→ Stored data
§

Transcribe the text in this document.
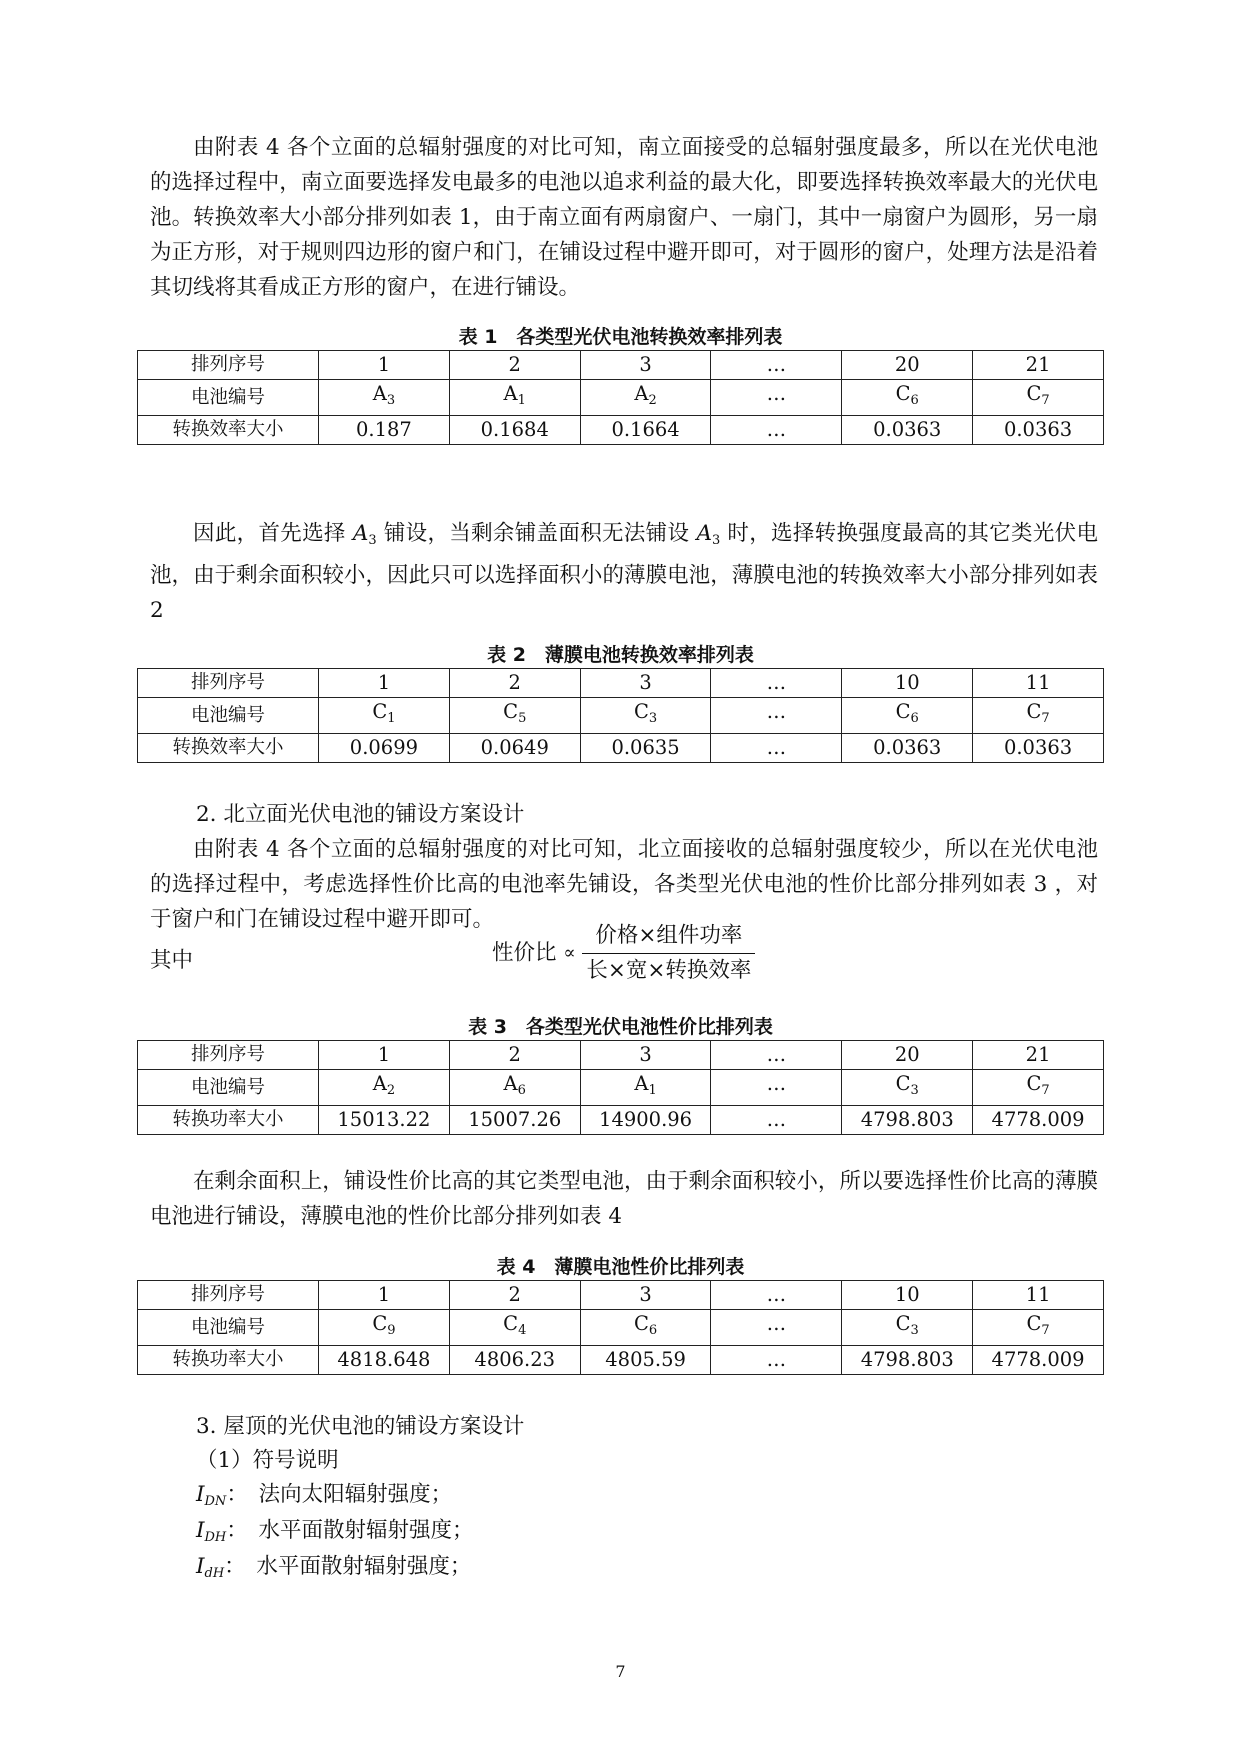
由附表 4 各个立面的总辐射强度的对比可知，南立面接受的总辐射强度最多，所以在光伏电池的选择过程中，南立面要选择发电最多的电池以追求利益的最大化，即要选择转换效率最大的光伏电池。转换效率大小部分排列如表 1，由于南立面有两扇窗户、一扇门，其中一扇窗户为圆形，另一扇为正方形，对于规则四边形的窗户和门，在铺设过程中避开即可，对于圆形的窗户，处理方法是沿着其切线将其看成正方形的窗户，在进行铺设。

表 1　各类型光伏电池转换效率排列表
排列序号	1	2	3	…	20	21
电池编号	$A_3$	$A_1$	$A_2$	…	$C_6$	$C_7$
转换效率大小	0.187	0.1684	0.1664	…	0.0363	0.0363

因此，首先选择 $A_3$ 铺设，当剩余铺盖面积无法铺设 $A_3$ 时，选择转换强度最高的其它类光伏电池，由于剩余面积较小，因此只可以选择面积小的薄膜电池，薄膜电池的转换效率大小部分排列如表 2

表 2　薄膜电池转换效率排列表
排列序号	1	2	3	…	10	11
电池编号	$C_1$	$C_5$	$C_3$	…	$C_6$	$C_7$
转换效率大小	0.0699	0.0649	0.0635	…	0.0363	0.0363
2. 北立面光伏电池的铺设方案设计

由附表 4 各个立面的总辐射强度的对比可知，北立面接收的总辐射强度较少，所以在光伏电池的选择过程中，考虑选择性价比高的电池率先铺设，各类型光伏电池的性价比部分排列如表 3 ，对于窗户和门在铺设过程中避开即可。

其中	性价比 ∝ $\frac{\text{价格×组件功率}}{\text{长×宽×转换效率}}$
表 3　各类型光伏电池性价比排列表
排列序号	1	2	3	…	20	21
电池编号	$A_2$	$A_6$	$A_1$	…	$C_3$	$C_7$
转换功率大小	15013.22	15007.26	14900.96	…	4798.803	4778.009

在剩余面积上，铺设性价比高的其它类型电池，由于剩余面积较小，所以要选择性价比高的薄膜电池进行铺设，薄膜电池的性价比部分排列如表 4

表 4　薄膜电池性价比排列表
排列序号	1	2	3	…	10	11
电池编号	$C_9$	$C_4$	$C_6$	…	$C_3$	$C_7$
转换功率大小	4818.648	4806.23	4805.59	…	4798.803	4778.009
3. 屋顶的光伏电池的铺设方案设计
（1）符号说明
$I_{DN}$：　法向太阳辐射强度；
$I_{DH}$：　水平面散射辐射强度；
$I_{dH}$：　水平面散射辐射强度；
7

§

→ Exercise
Omit the pictures. Transcribe every record exactly.

→ The reply
Transcribe the text in this document.
由附表 4 各个立面的总辐射强度的对比可知，南立面接受的总辐射强度最多，所以在光伏电池的选择过程中，南立面要选择发电最多的电池以追求利益的最大化，即要选择转换效率最大的光伏电池。转换效率大小部分排列如表 1，由于南立面有两扇窗户、一扇门，其中一扇窗户为圆形，另一扇为正方形，对于规则四边形的窗户和门，在铺设过程中避开即可，对于圆形的窗户，处理方法是沿着其切线将其看成正方形的窗户，在进行铺设。

表 1　各类型光伏电池转换效率排列表
排列序号	1	2	3	…	20	21
电池编号	$A_3$	$A_1$	$A_2$	…	$C_6$	$C_7$
转换效率大小	0.187	0.1684	0.1664	…	0.0363	0.0363

因此，首先选择 $A_3$ 铺设，当剩余铺盖面积无法铺设 $A_3$ 时，选择转换强度最高的其它类光伏电池，由于剩余面积较小，因此只可以选择面积小的薄膜电池，薄膜电池的转换效率大小部分排列如表 2

表 2　薄膜电池转换效率排列表
排列序号	1	2	3	…	10	11
电池编号	$C_1$	$C_5$	$C_3$	…	$C_6$	$C_7$
转换效率大小	0.0699	0.0649	0.0635	…	0.0363	0.0363
2. 北立面光伏电池的铺设方案设计

由附表 4 各个立面的总辐射强度的对比可知，北立面接收的总辐射强度较少，所以在光伏电池的选择过程中，考虑选择性价比高的电池率先铺设，各类型光伏电池的性价比部分排列如表 3 ，对于窗户和门在铺设过程中避开即可。

其中	性价比 ∝ $\frac{\text{价格×组件功率}}{\text{长×宽×转换效率}}$
表 3　各类型光伏电池性价比排列表
排列序号	1	2	3	…	20	21
电池编号	$A_2$	$A_6$	$A_1$	…	$C_3$	$C_7$
转换功率大小	15013.22	15007.26	14900.96	…	4798.803	4778.009

在剩余面积上，铺设性价比高的其它类型电池，由于剩余面积较小，所以要选择性价比高的薄膜电池进行铺设，薄膜电池的性价比部分排列如表 4

表 4　薄膜电池性价比排列表
排列序号	1	2	3	…	10	11
电池编号	$C_9$	$C_4$	$C_6$	…	$C_3$	$C_7$
转换功率大小	4818.648	4806.23	4805.59	…	4798.803	4778.009
3. 屋顶的光伏电池的铺设方案设计
（1）符号说明
$I_{DN}$：　法向太阳辐射强度；
$I_{DH}$：　水平面散射辐射强度；
$I_{dH}$：　水平面散射辐射强度；
7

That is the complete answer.